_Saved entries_
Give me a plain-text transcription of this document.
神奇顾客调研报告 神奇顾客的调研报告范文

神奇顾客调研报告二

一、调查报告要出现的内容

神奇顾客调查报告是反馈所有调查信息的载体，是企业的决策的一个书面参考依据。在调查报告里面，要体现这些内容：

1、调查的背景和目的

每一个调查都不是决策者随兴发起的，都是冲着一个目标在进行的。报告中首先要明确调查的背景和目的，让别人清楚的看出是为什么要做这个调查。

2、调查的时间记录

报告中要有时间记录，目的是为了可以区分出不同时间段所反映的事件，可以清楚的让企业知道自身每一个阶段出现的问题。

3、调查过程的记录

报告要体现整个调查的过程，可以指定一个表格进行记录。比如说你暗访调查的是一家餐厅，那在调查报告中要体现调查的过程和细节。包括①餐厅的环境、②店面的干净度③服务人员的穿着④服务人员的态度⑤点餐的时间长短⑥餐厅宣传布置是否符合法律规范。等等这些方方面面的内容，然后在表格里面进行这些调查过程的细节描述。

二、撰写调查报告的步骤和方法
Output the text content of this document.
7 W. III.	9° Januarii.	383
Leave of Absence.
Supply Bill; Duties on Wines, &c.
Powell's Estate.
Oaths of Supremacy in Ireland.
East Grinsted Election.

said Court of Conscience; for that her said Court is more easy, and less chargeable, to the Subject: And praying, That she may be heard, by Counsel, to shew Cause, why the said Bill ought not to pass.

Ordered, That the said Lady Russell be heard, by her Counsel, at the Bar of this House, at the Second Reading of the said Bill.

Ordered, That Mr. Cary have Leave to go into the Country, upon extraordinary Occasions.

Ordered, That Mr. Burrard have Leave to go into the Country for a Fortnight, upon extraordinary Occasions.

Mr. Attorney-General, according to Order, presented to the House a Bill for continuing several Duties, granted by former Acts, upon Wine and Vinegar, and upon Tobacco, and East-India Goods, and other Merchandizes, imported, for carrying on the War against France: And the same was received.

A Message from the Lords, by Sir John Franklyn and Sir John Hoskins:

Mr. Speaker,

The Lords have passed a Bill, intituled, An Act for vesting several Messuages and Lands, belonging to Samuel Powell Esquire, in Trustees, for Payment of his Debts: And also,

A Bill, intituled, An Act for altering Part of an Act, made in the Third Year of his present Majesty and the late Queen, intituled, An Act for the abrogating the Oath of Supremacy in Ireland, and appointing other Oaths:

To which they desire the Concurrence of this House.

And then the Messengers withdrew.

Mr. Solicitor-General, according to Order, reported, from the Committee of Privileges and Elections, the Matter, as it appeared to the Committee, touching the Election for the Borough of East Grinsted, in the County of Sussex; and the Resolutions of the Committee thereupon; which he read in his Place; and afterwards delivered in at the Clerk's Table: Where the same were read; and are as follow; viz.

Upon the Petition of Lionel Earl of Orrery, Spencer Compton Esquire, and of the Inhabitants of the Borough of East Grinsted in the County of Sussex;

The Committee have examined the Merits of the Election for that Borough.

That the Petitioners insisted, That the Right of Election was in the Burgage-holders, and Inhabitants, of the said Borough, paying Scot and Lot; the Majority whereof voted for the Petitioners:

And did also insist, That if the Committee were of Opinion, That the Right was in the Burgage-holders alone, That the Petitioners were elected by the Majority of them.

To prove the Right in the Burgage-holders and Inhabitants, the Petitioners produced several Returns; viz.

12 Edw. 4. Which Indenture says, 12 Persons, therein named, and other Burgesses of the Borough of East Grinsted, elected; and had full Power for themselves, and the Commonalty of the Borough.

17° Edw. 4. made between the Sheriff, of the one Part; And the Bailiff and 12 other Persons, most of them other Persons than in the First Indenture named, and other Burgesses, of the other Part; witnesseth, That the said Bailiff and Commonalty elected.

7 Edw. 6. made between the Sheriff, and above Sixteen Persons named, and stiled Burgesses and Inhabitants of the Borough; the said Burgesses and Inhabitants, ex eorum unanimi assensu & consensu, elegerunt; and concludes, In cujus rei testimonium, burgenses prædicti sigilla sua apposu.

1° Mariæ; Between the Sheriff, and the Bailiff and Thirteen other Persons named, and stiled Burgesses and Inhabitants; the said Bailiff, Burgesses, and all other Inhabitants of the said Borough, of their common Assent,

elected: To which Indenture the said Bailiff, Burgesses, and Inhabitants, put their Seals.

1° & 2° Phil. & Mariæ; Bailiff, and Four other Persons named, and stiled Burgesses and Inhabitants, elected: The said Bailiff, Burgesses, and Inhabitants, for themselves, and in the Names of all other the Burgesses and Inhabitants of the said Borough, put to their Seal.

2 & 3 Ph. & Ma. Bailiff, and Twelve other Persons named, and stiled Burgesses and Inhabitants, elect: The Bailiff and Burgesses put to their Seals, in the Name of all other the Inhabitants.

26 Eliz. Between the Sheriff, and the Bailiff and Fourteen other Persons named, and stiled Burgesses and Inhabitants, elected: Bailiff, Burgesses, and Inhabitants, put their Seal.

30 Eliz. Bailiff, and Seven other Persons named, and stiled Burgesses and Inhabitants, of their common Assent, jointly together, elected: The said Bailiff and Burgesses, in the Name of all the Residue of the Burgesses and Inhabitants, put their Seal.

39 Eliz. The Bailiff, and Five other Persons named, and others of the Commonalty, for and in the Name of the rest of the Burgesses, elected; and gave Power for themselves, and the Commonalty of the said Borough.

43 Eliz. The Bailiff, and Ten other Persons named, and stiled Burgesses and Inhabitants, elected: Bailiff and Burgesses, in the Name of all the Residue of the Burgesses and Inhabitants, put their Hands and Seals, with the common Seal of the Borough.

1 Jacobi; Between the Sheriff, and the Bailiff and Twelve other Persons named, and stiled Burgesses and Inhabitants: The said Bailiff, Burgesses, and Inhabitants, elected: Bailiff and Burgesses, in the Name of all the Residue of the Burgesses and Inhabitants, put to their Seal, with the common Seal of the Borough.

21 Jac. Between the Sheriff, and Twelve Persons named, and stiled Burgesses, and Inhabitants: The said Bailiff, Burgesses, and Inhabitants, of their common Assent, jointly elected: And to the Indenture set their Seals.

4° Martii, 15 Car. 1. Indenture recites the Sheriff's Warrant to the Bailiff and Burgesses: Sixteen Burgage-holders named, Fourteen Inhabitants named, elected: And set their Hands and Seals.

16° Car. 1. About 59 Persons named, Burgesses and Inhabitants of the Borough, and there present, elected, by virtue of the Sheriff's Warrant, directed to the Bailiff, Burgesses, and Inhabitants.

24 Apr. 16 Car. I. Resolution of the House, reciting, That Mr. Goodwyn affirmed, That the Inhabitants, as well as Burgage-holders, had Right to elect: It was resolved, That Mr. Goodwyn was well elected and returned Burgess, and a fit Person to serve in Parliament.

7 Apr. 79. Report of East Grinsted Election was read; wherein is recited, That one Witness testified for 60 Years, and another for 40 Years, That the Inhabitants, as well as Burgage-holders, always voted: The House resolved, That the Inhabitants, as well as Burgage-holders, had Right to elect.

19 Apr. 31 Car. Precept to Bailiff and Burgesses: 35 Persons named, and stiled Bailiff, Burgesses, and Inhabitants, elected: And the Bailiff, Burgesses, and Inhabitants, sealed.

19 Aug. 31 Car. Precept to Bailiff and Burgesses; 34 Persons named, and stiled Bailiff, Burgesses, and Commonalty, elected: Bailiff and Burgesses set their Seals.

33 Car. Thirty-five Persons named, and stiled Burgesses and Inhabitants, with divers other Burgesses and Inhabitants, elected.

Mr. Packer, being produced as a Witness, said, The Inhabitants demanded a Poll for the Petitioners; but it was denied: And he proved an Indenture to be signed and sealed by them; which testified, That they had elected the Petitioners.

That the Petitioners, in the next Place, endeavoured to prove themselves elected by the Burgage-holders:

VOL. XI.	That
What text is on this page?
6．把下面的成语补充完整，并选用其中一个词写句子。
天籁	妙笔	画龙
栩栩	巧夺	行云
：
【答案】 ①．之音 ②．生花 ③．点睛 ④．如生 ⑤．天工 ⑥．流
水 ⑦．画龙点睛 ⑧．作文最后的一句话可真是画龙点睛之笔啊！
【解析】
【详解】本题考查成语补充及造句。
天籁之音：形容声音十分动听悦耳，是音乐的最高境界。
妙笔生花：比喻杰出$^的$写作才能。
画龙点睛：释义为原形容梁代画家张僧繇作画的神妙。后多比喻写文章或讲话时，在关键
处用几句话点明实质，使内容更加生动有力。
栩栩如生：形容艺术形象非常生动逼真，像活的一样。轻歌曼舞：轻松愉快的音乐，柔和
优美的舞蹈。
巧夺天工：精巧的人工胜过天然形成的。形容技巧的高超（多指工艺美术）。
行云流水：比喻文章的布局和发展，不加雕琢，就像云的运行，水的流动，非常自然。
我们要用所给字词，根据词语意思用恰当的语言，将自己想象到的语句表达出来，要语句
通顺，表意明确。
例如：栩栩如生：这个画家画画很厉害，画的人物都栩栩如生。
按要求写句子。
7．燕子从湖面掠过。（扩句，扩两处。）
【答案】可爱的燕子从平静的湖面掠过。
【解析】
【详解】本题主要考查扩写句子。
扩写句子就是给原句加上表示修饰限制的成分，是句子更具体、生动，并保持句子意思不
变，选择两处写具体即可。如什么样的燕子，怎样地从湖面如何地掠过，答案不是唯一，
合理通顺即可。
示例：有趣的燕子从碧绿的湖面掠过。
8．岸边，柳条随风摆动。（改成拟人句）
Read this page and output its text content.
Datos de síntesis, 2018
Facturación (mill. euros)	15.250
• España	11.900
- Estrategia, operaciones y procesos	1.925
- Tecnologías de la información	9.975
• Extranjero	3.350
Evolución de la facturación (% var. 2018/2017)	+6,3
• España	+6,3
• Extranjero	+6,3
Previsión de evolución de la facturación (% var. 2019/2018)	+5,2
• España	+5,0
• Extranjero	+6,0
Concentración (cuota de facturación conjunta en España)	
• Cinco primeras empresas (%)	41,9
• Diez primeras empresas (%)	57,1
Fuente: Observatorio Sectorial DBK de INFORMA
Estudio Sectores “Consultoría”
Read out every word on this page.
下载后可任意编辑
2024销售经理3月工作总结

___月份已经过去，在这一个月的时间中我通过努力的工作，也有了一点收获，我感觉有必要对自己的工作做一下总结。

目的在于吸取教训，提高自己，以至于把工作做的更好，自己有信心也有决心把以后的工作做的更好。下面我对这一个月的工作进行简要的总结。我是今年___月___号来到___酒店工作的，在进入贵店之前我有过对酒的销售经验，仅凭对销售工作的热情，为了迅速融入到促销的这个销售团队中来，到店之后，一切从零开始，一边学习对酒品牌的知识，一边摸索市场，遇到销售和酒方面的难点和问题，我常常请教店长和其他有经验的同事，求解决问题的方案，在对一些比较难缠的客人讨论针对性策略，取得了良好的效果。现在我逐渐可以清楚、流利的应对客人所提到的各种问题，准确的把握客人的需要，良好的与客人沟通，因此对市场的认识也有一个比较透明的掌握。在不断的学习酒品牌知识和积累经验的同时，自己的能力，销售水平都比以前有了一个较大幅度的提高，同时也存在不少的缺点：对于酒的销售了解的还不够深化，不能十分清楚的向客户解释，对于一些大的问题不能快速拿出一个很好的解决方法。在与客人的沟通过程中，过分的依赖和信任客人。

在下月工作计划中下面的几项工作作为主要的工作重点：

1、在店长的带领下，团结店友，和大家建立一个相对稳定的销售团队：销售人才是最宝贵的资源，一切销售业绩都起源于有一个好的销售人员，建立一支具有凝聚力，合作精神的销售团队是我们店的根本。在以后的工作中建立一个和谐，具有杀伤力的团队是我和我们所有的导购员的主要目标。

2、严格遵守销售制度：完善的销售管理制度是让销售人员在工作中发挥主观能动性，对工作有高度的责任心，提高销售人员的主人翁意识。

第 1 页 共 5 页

_STATED GOAL_
Take each line of the material that contains the word "Occasions" and list it.

_ANSWER TO THIS EXERCISE_
Ordered, That Mr. Cary have Leave to go into the Country, upon extraordinary Occasions.
Ordered, That Mr. Burrard have Leave to go into the Country for a Fortnight, upon extraordinary Occasions.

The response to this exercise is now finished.